>> START

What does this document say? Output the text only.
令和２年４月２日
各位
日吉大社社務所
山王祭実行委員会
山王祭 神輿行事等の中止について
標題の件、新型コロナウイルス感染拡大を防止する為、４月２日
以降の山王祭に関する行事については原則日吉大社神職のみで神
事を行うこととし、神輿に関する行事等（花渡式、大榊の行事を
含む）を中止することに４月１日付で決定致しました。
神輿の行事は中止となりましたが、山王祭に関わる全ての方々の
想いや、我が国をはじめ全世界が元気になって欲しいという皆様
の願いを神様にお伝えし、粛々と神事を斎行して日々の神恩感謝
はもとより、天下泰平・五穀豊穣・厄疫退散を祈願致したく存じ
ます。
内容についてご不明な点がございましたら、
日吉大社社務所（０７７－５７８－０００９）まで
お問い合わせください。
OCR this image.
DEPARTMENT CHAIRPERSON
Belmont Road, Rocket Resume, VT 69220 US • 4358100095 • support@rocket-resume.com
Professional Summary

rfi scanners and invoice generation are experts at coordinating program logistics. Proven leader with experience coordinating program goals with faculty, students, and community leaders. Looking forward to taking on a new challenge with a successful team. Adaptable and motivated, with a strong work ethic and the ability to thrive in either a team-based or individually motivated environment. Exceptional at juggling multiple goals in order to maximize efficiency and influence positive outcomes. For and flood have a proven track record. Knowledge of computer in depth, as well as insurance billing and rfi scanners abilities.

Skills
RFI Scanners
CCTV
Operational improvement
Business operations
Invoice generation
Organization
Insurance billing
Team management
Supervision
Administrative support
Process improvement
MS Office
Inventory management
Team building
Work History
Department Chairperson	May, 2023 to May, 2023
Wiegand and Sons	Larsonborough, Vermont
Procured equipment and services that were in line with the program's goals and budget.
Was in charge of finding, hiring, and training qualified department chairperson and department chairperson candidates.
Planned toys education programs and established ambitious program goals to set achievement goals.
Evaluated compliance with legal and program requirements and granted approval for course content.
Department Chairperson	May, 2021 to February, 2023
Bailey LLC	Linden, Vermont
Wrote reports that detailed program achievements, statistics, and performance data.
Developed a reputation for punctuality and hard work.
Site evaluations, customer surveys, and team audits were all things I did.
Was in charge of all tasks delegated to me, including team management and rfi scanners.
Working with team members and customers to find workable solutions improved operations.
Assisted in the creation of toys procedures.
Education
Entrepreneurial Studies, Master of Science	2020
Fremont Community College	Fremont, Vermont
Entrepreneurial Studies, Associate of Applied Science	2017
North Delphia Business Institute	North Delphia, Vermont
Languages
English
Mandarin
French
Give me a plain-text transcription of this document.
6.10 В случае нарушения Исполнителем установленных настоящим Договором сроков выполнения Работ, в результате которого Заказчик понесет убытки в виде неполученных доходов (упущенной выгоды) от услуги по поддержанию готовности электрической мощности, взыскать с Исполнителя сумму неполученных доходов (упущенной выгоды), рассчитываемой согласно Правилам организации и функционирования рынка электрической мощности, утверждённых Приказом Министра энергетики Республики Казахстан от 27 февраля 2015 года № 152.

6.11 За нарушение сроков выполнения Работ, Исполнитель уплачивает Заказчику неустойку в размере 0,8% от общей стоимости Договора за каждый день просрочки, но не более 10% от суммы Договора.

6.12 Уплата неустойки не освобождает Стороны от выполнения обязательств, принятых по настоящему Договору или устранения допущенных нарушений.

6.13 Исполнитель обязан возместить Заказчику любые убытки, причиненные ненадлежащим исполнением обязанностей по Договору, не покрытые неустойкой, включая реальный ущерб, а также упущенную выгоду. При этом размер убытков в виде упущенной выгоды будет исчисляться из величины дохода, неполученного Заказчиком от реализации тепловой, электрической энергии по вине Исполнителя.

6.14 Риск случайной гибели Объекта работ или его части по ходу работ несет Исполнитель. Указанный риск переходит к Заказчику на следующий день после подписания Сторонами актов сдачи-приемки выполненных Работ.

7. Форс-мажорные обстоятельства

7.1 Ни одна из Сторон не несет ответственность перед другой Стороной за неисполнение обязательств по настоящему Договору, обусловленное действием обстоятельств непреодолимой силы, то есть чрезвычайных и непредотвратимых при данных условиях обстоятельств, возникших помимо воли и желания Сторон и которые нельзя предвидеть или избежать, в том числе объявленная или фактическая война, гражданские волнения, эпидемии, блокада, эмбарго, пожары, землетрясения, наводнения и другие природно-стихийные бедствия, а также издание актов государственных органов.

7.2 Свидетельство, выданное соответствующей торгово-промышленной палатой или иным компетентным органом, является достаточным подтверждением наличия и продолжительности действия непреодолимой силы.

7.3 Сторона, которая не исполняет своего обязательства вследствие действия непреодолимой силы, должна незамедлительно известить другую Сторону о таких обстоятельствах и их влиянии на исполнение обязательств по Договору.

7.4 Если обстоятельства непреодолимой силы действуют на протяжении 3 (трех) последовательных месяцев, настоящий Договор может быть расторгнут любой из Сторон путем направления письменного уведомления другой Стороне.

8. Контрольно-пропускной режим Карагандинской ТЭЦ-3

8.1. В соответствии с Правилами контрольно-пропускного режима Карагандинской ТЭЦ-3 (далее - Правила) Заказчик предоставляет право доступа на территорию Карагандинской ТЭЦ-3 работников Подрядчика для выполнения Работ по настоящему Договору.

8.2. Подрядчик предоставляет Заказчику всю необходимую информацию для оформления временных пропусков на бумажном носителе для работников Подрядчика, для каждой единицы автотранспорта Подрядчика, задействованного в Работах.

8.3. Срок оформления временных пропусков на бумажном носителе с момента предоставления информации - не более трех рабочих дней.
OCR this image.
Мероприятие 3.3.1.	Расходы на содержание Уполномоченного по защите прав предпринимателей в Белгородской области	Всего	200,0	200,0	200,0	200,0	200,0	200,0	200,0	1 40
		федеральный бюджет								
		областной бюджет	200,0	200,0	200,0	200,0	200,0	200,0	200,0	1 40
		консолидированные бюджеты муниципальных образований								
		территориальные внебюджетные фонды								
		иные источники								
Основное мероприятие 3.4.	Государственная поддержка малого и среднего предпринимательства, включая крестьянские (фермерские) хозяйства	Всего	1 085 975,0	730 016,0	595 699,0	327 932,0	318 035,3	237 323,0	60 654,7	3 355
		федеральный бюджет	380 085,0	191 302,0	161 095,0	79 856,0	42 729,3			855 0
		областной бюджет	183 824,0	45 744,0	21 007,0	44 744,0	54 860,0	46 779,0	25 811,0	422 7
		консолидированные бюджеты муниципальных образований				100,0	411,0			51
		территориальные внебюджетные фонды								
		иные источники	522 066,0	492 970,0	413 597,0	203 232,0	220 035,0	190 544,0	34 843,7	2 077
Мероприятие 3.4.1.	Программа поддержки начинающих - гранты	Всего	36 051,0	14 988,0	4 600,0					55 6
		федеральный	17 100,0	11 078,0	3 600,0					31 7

>> END

* WHAT TO WORK ON
Say how many lines of the data include the string "with". Nothing other than the number should be given.

* WRITTEN ANSWER
4